=== The request ===
Take each line that has the word "Handlungsbedarf" and return it.

--- start Source data ---

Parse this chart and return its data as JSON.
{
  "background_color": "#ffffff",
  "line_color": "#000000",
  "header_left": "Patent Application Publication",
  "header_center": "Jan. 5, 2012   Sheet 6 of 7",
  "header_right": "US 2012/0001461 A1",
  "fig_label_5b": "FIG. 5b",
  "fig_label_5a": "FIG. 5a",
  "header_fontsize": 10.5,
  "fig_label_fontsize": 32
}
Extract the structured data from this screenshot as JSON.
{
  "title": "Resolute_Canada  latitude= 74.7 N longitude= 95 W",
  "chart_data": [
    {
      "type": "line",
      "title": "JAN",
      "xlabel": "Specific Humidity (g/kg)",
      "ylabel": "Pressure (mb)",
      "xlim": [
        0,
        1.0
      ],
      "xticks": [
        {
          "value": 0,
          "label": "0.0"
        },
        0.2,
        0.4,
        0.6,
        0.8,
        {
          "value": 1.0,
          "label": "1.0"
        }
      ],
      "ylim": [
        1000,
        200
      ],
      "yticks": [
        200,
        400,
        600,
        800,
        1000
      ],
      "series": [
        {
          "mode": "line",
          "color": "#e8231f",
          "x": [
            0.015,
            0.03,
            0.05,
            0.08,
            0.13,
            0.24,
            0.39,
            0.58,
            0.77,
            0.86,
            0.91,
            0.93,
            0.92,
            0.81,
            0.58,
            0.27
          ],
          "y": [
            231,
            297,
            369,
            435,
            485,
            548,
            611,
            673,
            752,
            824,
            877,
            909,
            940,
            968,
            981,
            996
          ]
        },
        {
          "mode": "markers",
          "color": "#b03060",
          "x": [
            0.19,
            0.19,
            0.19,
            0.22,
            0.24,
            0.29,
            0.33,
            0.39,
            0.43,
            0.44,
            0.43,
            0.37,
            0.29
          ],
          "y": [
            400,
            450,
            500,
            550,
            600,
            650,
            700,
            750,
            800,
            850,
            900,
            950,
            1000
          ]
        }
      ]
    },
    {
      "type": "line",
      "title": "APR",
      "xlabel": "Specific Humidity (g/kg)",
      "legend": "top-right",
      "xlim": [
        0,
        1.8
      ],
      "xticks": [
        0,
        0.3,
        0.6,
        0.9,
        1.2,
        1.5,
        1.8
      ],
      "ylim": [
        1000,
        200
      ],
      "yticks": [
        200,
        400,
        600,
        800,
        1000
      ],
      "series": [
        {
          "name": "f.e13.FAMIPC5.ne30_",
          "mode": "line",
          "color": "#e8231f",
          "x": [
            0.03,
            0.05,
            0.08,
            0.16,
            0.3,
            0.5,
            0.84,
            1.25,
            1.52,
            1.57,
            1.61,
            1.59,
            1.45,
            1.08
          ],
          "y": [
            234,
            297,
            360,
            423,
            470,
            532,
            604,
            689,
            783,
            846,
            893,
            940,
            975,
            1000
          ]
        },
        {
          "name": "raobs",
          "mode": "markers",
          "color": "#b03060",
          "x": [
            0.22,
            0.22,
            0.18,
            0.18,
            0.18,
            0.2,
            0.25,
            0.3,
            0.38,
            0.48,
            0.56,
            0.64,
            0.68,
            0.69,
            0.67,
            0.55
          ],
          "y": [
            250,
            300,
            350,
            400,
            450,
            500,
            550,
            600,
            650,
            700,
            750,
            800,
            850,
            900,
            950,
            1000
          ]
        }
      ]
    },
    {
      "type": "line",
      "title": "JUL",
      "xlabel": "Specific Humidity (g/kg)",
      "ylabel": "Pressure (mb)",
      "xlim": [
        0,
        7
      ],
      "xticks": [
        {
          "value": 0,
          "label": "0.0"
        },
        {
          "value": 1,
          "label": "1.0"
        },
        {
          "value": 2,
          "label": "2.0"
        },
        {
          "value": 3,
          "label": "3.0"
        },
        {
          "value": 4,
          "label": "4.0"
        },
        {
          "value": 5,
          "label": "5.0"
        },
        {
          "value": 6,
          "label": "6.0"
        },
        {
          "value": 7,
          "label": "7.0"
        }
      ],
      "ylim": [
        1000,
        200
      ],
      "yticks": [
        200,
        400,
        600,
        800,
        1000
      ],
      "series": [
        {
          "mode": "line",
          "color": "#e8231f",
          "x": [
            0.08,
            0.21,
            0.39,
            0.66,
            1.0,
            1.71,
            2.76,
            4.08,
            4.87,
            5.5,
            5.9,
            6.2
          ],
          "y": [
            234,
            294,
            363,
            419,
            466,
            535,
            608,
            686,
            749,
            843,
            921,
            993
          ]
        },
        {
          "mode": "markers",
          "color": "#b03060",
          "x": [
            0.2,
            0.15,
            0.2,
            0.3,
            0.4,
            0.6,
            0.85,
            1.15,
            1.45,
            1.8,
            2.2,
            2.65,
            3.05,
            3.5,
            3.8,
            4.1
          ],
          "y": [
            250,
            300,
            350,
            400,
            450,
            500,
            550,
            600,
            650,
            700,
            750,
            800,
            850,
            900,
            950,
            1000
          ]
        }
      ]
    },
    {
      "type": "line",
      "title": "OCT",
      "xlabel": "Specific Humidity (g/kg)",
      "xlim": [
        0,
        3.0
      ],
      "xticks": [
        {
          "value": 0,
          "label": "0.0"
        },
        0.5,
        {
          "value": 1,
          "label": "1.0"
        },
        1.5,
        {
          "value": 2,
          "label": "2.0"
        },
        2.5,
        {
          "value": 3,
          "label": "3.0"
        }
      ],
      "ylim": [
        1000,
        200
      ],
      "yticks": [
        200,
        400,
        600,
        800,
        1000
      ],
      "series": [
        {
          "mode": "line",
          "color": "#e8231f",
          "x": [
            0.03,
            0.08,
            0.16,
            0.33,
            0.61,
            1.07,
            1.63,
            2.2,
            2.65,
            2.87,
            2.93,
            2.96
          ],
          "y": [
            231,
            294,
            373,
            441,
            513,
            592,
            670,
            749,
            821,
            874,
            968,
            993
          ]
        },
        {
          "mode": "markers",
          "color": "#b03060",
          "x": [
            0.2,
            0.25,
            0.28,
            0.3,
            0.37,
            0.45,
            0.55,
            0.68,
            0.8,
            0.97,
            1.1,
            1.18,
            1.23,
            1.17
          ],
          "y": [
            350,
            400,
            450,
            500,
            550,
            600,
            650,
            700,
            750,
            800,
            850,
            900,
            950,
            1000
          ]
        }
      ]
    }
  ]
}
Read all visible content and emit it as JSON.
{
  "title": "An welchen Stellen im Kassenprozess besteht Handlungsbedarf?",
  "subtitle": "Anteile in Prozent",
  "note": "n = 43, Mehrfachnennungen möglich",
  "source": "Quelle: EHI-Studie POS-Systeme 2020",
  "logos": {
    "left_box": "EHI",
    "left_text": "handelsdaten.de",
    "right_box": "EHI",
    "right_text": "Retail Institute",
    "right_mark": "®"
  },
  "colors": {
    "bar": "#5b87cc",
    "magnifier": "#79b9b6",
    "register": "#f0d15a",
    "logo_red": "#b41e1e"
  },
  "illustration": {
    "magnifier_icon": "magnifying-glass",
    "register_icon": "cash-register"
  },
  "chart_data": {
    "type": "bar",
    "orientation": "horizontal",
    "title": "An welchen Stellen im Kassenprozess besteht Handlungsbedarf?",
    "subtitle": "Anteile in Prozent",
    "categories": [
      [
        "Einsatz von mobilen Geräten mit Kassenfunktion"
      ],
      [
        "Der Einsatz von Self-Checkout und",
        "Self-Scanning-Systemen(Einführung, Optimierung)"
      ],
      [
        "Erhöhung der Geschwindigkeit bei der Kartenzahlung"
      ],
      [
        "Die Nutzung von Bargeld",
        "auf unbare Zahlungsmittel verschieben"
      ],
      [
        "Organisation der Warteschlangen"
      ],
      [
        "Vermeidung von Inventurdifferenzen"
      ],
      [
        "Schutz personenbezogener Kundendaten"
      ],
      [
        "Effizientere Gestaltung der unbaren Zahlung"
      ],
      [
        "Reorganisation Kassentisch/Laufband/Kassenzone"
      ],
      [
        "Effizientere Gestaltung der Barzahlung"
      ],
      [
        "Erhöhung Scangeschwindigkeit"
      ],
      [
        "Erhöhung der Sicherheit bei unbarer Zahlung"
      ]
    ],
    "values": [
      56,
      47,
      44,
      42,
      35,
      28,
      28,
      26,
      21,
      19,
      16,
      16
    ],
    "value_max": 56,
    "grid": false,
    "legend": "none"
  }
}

--- end Source data ---

=== Response to this task ===
  "title": "An welchen Stellen im Kassenprozess besteht Handlungsbedarf?",
    "title": "An welchen Stellen im Kassenprozess besteht Handlungsbedarf?",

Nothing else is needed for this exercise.